» **What you need to do**
Please print everything from the first line down to the line containing "svg-text:10: 10 xyxy=(472,337,480,345)", and reproduce each one without any change.

Data lines:

******************************

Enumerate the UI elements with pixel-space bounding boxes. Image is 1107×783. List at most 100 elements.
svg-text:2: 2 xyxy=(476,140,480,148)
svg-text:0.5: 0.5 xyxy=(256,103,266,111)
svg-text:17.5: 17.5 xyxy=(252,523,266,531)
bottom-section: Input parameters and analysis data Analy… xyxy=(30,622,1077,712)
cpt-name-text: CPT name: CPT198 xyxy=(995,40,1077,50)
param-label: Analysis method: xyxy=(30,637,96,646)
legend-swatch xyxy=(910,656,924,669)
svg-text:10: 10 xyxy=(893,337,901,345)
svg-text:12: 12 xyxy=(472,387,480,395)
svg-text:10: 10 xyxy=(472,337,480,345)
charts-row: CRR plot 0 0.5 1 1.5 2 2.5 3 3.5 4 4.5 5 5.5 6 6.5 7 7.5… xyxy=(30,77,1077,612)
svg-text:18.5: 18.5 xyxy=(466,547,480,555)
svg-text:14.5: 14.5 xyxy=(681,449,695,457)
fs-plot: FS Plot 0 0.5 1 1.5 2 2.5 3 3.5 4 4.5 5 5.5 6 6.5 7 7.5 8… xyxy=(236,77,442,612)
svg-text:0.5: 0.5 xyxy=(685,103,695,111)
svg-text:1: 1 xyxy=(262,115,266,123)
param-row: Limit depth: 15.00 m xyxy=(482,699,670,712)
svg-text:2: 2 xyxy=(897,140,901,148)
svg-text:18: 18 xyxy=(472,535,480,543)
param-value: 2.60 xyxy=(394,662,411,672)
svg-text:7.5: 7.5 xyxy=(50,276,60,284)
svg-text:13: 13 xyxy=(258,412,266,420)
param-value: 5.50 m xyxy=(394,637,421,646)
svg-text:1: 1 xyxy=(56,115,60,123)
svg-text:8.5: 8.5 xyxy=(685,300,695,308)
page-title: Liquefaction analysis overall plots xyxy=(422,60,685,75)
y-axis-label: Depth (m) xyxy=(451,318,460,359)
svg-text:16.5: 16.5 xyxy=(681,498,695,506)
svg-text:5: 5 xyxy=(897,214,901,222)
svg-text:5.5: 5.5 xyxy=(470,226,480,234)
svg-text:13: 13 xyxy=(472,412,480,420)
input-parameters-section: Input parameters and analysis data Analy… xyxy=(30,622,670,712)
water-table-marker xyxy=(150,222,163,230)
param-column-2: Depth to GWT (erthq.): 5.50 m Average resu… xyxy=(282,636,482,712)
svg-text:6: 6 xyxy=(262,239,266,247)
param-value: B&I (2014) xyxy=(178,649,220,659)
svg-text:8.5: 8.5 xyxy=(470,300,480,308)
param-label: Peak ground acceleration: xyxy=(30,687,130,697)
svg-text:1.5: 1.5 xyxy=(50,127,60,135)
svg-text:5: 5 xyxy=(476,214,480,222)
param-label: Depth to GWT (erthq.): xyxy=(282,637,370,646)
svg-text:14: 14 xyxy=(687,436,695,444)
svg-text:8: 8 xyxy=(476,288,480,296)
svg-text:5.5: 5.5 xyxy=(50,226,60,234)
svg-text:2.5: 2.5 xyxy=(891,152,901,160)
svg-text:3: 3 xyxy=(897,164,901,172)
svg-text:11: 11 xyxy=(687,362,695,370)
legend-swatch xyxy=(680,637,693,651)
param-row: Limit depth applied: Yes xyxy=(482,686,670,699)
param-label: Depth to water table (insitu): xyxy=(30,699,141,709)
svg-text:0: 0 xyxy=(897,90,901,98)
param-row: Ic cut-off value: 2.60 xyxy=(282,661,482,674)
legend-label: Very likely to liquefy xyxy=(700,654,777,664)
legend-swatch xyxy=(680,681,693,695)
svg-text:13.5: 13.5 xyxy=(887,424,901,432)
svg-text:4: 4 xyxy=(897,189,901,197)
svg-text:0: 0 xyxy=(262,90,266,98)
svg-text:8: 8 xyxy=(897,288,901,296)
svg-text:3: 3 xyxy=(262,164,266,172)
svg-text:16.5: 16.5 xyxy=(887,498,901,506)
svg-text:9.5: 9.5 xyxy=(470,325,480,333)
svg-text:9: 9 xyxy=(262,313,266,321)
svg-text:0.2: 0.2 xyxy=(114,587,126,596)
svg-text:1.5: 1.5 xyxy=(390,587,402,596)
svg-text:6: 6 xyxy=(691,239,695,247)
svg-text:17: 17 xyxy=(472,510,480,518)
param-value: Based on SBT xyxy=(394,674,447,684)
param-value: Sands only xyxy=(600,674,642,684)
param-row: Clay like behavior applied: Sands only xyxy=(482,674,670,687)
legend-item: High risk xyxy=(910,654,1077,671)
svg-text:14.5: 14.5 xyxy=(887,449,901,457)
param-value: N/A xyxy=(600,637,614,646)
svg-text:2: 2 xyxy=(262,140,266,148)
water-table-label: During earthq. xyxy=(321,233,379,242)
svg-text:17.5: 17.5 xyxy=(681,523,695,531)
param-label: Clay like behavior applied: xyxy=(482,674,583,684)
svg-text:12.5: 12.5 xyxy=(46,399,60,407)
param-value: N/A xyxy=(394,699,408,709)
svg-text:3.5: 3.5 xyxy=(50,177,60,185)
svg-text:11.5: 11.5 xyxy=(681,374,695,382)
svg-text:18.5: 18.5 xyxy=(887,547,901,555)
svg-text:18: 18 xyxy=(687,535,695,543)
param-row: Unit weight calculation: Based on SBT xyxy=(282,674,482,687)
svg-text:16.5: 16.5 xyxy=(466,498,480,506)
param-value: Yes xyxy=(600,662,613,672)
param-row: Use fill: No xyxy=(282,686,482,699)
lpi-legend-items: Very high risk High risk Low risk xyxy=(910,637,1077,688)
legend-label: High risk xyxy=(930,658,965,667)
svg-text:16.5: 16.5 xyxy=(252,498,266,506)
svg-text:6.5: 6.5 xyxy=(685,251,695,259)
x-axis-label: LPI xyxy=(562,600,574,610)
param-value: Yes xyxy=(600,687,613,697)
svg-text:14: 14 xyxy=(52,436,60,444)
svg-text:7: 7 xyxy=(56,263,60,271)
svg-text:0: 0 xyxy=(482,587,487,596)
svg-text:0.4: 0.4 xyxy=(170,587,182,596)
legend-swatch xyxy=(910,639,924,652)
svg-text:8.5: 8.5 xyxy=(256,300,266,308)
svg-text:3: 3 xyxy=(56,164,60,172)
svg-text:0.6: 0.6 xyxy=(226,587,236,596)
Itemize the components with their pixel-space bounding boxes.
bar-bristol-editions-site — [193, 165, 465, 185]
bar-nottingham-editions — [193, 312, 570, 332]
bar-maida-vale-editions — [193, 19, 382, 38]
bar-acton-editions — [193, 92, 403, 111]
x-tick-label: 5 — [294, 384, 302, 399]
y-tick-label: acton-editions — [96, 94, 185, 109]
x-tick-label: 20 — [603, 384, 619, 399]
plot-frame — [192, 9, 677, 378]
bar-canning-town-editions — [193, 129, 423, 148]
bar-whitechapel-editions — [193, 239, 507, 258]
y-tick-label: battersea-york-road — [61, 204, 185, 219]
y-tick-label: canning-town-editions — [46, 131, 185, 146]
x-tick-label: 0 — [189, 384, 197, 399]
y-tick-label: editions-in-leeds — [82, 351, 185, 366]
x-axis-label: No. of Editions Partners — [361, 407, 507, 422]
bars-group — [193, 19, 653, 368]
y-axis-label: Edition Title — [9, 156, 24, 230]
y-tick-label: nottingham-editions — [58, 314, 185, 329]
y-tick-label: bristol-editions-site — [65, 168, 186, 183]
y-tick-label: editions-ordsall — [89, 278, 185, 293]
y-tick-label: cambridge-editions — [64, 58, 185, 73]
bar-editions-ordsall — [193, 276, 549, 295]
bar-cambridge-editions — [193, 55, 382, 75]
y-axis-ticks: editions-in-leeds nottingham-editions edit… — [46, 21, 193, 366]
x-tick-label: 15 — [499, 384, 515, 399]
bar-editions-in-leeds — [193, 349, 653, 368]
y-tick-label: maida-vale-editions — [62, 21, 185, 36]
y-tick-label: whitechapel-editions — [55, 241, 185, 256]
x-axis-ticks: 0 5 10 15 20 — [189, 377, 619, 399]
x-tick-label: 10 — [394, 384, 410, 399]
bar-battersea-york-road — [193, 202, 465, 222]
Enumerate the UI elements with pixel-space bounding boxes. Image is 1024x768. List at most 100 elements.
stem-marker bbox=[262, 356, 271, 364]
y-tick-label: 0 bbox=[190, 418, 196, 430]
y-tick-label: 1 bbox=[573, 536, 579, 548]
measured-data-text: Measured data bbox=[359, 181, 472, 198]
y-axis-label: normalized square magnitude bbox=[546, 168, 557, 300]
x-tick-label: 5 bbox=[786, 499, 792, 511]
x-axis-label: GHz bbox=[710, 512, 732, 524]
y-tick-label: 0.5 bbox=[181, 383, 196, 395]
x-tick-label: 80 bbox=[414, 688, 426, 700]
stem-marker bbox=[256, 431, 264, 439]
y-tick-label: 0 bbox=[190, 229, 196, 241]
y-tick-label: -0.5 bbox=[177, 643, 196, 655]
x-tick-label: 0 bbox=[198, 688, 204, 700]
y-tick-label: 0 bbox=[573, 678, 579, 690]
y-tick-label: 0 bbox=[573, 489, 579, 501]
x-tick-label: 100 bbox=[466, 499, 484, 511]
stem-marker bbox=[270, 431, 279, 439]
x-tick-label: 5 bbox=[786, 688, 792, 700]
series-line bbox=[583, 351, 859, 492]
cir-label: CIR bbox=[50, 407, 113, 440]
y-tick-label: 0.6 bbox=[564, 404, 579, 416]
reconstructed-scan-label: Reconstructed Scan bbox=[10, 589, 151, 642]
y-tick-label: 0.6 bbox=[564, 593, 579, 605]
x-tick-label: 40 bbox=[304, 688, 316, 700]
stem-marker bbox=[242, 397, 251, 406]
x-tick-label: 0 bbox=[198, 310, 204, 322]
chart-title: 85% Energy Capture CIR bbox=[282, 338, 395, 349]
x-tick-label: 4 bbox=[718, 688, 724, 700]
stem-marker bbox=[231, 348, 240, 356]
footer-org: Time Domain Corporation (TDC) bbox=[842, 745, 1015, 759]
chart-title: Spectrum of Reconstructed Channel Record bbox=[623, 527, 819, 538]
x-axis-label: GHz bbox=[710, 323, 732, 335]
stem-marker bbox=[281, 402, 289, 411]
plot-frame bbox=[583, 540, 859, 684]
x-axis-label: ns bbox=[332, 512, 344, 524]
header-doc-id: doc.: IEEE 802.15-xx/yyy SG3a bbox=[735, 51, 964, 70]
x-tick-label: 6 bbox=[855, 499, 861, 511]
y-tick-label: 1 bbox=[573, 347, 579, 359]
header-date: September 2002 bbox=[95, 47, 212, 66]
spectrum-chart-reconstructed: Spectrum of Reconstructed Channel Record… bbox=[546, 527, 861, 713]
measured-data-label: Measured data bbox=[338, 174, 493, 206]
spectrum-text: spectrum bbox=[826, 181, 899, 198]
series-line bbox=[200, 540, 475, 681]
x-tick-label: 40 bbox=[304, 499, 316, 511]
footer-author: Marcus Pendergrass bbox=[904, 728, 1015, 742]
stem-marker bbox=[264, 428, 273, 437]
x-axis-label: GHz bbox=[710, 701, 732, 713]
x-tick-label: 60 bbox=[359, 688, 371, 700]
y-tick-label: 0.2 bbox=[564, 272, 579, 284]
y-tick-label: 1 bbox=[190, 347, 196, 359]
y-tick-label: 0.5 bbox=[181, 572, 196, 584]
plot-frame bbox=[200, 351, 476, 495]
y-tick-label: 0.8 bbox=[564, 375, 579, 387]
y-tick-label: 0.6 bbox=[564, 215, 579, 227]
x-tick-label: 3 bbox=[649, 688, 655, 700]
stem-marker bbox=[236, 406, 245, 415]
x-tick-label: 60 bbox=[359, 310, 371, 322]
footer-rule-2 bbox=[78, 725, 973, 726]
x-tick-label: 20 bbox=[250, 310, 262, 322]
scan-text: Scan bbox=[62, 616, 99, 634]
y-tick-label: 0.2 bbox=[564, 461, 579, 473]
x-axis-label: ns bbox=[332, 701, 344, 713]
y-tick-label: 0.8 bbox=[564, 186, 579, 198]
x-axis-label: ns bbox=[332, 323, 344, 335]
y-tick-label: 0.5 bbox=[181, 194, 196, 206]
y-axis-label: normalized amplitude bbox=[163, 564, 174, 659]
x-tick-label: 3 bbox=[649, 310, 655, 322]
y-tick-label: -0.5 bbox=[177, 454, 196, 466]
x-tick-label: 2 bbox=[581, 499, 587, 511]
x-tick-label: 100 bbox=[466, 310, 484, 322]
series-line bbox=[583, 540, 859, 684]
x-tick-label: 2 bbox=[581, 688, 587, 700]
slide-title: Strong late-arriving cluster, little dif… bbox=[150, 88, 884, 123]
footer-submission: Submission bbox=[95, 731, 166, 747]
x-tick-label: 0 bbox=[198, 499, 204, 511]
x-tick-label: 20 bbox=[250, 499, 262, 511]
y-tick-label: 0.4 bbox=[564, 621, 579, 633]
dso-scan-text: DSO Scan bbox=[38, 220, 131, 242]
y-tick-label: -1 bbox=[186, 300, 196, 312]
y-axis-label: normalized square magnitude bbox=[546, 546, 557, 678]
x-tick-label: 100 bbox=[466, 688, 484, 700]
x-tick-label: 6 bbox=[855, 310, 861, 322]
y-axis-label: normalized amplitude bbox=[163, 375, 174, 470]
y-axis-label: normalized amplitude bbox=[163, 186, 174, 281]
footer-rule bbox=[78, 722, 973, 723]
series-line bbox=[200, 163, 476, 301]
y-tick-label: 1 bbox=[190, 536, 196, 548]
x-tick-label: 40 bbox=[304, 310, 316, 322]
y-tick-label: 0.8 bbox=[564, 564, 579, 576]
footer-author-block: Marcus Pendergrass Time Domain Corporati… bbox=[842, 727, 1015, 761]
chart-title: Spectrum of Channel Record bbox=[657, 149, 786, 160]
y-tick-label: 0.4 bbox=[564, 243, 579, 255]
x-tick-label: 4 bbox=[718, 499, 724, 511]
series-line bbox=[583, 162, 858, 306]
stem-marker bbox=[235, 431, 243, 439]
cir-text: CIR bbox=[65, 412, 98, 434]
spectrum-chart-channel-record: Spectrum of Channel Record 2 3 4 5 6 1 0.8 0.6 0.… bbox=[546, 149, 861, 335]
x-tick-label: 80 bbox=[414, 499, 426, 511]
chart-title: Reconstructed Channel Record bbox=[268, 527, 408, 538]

******************************

» **Finished task**
Enumerate the UI elements with pixel-space bounding boxes. Image is 1107×783. List at most 100 elements.
svg-text:2: 2 xyxy=(476,140,480,148)
svg-text:0.5: 0.5 xyxy=(256,103,266,111)
svg-text:17.5: 17.5 xyxy=(252,523,266,531)
bottom-section: Input parameters and analysis data Analy… xyxy=(30,622,1077,712)
cpt-name-text: CPT name: CPT198 xyxy=(995,40,1077,50)
param-label: Analysis method: xyxy=(30,637,96,646)
legend-swatch xyxy=(910,656,924,669)
svg-text:10: 10 xyxy=(893,337,901,345)
svg-text:12: 12 xyxy=(472,387,480,395)
svg-text:10: 10 xyxy=(472,337,480,345)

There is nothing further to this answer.